Working data:
[start]

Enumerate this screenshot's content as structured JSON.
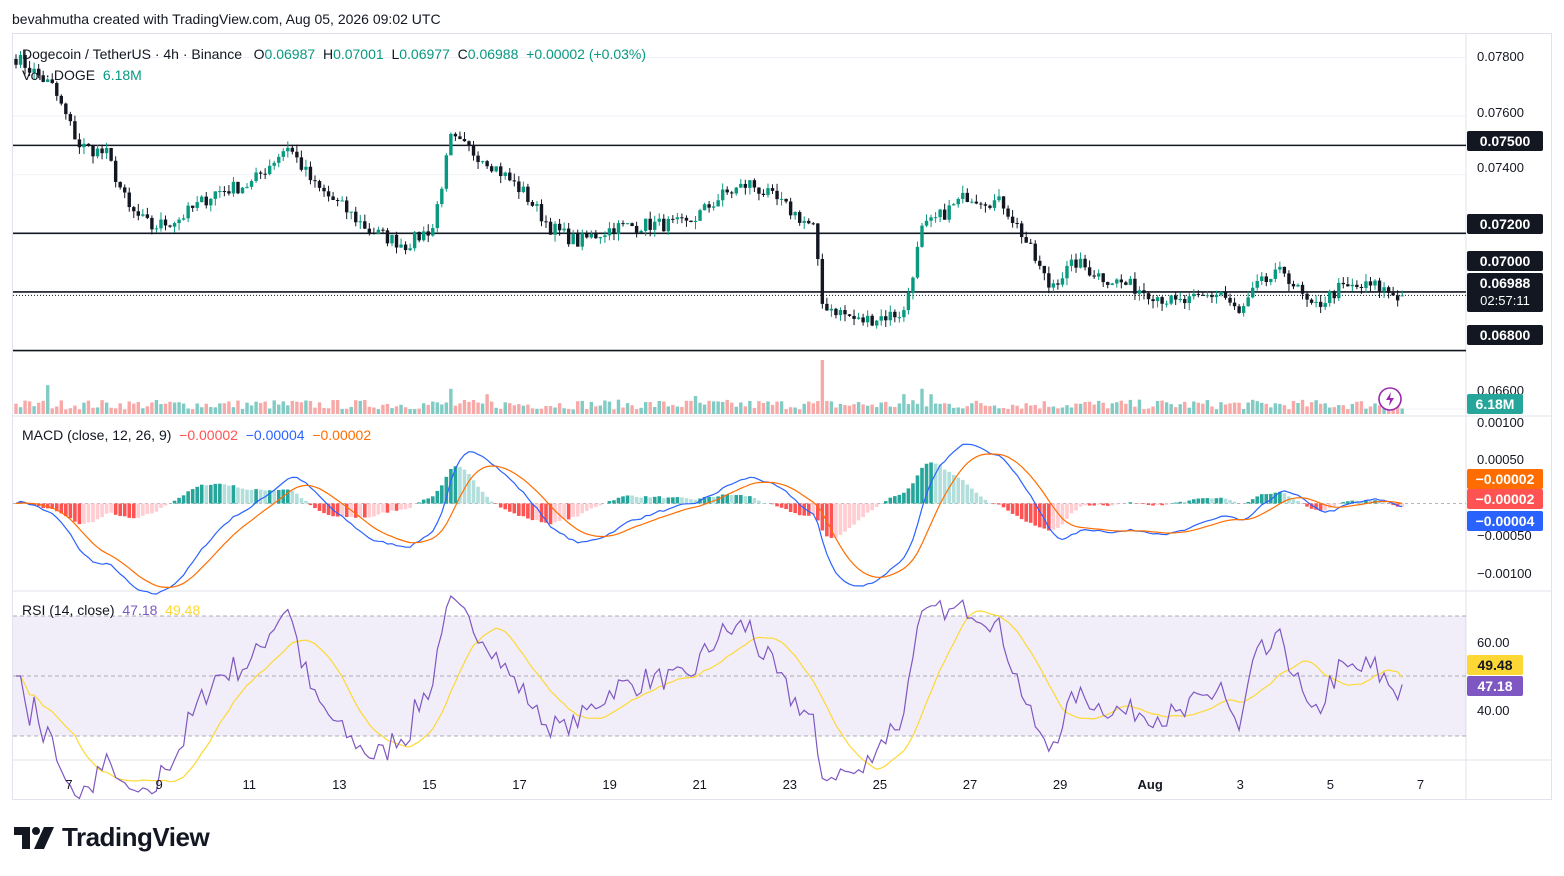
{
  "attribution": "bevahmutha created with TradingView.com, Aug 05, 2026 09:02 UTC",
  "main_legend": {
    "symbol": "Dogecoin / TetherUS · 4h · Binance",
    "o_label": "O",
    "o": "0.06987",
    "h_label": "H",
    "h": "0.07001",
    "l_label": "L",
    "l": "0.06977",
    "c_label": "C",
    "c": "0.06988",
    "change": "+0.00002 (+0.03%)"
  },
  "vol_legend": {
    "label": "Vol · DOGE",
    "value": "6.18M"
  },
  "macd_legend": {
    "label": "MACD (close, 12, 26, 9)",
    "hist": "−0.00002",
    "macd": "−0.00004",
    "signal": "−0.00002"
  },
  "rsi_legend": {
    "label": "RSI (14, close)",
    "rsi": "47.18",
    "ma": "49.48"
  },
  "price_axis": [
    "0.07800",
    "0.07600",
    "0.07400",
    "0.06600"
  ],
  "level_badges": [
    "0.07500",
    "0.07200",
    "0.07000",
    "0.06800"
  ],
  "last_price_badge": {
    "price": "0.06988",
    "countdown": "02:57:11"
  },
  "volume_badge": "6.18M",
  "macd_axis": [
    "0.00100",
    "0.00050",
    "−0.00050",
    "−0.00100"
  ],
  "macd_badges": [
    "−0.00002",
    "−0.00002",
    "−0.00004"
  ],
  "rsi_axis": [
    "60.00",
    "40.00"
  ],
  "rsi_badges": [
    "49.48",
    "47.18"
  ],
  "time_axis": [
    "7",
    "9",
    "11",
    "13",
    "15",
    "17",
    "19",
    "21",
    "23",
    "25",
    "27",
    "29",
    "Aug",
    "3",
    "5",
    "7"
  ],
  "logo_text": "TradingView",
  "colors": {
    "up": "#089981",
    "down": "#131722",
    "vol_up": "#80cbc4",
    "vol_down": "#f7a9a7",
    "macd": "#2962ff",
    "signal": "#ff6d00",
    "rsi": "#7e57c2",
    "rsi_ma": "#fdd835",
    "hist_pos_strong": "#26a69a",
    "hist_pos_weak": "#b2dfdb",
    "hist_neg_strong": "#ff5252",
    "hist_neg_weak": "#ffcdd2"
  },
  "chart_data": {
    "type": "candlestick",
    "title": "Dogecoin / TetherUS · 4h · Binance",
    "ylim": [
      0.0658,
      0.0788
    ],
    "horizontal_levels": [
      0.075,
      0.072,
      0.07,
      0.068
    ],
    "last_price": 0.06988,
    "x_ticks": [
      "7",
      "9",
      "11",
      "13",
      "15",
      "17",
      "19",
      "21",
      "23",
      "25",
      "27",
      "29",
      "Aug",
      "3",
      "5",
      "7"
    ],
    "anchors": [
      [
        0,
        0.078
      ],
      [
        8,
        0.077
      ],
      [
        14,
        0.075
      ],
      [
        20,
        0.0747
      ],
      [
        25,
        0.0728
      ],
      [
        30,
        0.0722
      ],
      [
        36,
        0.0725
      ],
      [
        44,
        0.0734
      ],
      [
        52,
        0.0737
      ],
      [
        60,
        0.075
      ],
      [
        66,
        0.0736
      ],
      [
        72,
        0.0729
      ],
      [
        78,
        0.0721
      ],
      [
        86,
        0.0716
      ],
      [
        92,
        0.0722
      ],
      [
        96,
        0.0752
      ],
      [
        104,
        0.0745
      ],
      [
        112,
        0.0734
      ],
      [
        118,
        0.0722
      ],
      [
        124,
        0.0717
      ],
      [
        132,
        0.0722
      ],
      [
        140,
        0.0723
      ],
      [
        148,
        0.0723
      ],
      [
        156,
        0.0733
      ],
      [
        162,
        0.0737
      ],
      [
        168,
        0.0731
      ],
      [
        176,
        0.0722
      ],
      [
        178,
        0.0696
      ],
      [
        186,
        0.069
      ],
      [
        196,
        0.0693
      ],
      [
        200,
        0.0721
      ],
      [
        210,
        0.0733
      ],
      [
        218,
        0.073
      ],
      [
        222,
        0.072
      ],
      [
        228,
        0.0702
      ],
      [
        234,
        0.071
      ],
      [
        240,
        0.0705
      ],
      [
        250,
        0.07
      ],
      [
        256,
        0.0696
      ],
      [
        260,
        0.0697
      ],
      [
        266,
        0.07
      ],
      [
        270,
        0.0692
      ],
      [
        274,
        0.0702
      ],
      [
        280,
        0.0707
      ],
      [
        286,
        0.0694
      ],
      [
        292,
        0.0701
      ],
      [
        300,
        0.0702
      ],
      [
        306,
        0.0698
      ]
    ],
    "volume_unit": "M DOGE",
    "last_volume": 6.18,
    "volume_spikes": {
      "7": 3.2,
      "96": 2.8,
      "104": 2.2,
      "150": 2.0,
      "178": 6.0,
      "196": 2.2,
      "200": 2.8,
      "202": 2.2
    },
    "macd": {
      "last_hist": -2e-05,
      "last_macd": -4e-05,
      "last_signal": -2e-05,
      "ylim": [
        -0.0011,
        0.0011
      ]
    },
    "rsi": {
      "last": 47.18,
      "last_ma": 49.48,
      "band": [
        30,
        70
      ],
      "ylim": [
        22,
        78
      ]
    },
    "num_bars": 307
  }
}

[end]

Task goal: Sift the material for lines with the string "Dogecoin". Copy each one found.

Solution for this task:
    "symbol": "Dogecoin / TetherUS · 4h · Binance",
    "title": "Dogecoin / TetherUS · 4h · Binance",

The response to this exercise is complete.